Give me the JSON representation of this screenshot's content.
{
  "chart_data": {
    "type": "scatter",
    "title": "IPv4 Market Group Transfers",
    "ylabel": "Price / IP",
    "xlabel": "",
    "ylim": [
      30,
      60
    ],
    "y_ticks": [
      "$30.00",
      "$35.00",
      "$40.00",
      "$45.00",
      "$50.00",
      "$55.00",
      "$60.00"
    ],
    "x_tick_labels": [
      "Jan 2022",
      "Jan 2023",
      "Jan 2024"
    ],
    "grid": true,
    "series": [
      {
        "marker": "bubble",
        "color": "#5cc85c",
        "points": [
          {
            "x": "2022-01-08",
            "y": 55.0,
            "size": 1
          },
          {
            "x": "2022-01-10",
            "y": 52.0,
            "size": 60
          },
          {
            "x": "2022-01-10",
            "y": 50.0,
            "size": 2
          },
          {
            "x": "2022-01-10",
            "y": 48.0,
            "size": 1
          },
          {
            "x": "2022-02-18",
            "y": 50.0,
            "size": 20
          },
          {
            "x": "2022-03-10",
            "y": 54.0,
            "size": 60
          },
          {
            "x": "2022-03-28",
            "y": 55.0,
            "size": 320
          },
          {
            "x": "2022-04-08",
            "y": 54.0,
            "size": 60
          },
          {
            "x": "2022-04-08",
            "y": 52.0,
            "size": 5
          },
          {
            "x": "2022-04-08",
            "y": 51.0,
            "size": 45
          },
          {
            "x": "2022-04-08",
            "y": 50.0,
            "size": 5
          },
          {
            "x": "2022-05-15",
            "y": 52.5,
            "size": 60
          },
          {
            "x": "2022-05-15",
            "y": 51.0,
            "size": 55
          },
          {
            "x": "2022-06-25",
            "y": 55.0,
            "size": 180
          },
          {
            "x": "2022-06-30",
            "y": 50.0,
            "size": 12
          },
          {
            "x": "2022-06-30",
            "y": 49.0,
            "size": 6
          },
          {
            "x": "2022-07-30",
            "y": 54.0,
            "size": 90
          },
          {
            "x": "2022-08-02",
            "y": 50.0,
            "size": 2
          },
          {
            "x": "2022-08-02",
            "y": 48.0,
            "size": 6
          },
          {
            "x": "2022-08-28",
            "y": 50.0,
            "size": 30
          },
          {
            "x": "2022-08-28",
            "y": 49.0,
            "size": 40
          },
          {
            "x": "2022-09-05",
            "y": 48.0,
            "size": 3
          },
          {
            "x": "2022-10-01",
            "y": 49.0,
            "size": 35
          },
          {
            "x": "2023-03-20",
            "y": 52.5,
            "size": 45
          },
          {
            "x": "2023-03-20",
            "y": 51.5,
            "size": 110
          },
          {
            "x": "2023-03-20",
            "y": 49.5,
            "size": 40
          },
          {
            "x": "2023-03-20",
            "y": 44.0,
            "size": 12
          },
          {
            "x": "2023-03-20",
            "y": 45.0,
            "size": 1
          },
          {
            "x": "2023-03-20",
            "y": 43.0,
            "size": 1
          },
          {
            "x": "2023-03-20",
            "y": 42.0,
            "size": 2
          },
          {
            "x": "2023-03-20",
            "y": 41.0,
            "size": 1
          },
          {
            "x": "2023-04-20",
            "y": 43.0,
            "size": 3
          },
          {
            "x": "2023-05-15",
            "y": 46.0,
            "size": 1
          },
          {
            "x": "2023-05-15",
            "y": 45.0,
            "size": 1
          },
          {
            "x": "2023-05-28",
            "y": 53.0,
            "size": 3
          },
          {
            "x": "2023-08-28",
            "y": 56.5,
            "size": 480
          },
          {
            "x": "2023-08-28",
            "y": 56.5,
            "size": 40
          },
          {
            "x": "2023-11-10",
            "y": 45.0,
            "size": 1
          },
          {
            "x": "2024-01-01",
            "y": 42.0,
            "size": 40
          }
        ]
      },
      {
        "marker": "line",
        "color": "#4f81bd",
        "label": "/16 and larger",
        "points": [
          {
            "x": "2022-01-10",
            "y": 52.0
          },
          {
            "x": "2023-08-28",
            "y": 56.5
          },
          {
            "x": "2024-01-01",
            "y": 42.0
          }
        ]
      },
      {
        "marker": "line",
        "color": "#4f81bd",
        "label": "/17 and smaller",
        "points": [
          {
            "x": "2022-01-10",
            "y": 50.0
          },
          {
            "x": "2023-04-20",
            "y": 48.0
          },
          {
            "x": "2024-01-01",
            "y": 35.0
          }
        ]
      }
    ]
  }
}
------
EXERCISE AIM: Set down the listing in full, keeping every word exactly as it is.

WRITTEN REPLY:
Give me the JSON representation of this screenshot's content.
{
  "chart_data": {
    "type": "scatter",
    "title": "IPv4 Market Group Transfers",
    "ylabel": "Price / IP",
    "xlabel": "",
    "ylim": [
      30,
      60
    ],
    "y_ticks": [
      "$30.00",
      "$35.00",
      "$40.00",
      "$45.00",
      "$50.00",
      "$55.00",
      "$60.00"
    ],
    "x_tick_labels": [
      "Jan 2022",
      "Jan 2023",
      "Jan 2024"
    ],
    "grid": true,
    "series": [
      {
        "marker": "bubble",
        "color": "#5cc85c",
        "points": [
          {
            "x": "2022-01-08",
            "y": 55.0,
            "size": 1
          },
          {
            "x": "2022-01-10",
            "y": 52.0,
            "size": 60
          },
          {
            "x": "2022-01-10",
            "y": 50.0,
            "size": 2
          },
          {
            "x": "2022-01-10",
            "y": 48.0,
            "size": 1
          },
          {
            "x": "2022-02-18",
            "y": 50.0,
            "size": 20
          },
          {
            "x": "2022-03-10",
            "y": 54.0,
            "size": 60
          },
          {
            "x": "2022-03-28",
            "y": 55.0,
            "size": 320
          },
          {
            "x": "2022-04-08",
            "y": 54.0,
            "size": 60
          },
          {
            "x": "2022-04-08",
            "y": 52.0,
            "size": 5
          },
          {
            "x": "2022-04-08",
            "y": 51.0,
            "size": 45
          },
          {
            "x": "2022-04-08",
            "y": 50.0,
            "size": 5
          },
          {
            "x": "2022-05-15",
            "y": 52.5,
            "size": 60
          },
          {
            "x": "2022-05-15",
            "y": 51.0,
            "size": 55
          },
          {
            "x": "2022-06-25",
            "y": 55.0,
            "size": 180
          },
          {
            "x": "2022-06-30",
            "y": 50.0,
            "size": 12
          },
          {
            "x": "2022-06-30",
            "y": 49.0,
            "size": 6
          },
          {
            "x": "2022-07-30",
            "y": 54.0,
            "size": 90
          },
          {
            "x": "2022-08-02",
            "y": 50.0,
            "size": 2
          },
          {
            "x": "2022-08-02",
            "y": 48.0,
            "size": 6
          },
          {
            "x": "2022-08-28",
            "y": 50.0,
            "size": 30
          },
          {
            "x": "2022-08-28",
            "y": 49.0,
            "size": 40
          },
          {
            "x": "2022-09-05",
            "y": 48.0,
            "size": 3
          },
          {
            "x": "2022-10-01",
            "y": 49.0,
            "size": 35
          },
          {
            "x": "2023-03-20",
            "y": 52.5,
            "size": 45
          },
          {
            "x": "2023-03-20",
            "y": 51.5,
            "size": 110
          },
          {
            "x": "2023-03-20",
            "y": 49.5,
            "size": 40
          },
          {
            "x": "2023-03-20",
            "y": 44.0,
            "size": 12
          },
          {
            "x": "2023-03-20",
            "y": 45.0,
            "size": 1
          },
          {
            "x": "2023-03-20",
            "y": 43.0,
            "size": 1
          },
          {
            "x": "2023-03-20",
            "y": 42.0,
            "size": 2
          },
          {
            "x": "2023-03-20",
            "y": 41.0,
            "size": 1
          },
          {
            "x": "2023-04-20",
            "y": 43.0,
            "size": 3
          },
          {
            "x": "2023-05-15",
            "y": 46.0,
            "size": 1
          },
          {
            "x": "2023-05-15",
            "y": 45.0,
            "size": 1
          },
          {
            "x": "2023-05-28",
            "y": 53.0,
            "size": 3
          },
          {
            "x": "2023-08-28",
            "y": 56.5,
            "size": 480
          },
          {
            "x": "2023-08-28",
            "y": 56.5,
            "size": 40
          },
          {
            "x": "2023-11-10",
            "y": 45.0,
            "size": 1
          },
          {
            "x": "2024-01-01",
            "y": 42.0,
            "size": 40
          }
        ]
      },
      {
        "marker": "line",
        "color": "#4f81bd",
        "label": "/16 and larger",
        "points": [
          {
            "x": "2022-01-10",
            "y": 52.0
          },
          {
            "x": "2023-08-28",
            "y": 56.5
          },
          {
            "x": "2024-01-01",
            "y": 42.0
          }
        ]
      },
      {
        "marker": "line",
        "color": "#4f81bd",
        "label": "/17 and smaller",
        "points": [
          {
            "x": "2022-01-10",
            "y": 50.0
          },
          {
            "x": "2023-04-20",
            "y": 48.0
          },
          {
            "x": "2024-01-01",
            "y": 35.0
          }
        ]
      }
    ]
  }
}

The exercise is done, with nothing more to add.